WHAT YOU ARE ASKED TO DO:
Copy out each line of the listing that has the word "Tekno" in it.

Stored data
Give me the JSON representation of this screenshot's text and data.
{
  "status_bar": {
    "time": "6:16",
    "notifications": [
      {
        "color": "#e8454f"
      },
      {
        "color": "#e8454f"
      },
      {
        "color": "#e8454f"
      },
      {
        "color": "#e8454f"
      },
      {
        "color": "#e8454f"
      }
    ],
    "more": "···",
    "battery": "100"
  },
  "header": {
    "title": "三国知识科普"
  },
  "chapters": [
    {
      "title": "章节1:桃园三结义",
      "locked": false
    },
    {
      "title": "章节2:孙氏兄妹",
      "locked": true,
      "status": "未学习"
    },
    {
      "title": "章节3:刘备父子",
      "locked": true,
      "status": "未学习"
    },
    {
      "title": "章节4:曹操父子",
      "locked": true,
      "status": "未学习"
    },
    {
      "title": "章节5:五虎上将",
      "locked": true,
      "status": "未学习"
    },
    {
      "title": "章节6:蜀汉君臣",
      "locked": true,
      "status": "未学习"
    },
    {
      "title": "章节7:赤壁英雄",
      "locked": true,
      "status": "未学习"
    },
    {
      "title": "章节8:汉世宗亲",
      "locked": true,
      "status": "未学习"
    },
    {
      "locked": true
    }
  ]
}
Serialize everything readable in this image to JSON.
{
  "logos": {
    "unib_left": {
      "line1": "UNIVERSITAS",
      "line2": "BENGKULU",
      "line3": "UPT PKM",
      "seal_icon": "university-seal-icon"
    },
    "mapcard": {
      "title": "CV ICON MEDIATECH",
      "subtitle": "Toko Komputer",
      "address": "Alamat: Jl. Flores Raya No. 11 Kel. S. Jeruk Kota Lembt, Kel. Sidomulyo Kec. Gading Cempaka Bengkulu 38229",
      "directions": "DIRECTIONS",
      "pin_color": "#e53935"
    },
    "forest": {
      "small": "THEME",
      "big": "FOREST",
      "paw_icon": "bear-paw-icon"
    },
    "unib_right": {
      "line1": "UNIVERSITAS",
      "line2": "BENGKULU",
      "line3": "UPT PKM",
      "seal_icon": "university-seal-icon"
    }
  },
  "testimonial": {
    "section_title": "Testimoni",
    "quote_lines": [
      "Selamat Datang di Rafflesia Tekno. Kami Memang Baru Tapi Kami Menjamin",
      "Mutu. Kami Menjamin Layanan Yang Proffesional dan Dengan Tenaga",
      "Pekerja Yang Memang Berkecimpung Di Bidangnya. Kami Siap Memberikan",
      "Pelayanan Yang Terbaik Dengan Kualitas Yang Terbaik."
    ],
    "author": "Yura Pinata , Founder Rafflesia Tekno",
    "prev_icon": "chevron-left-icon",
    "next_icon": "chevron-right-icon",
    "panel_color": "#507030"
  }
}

RESPONSE:
      "Selamat Datang di Rafflesia Tekno. Kami Memang Baru Tapi Kami Menjamin",
    "author": "Yura Pinata , Founder Rafflesia Tekno",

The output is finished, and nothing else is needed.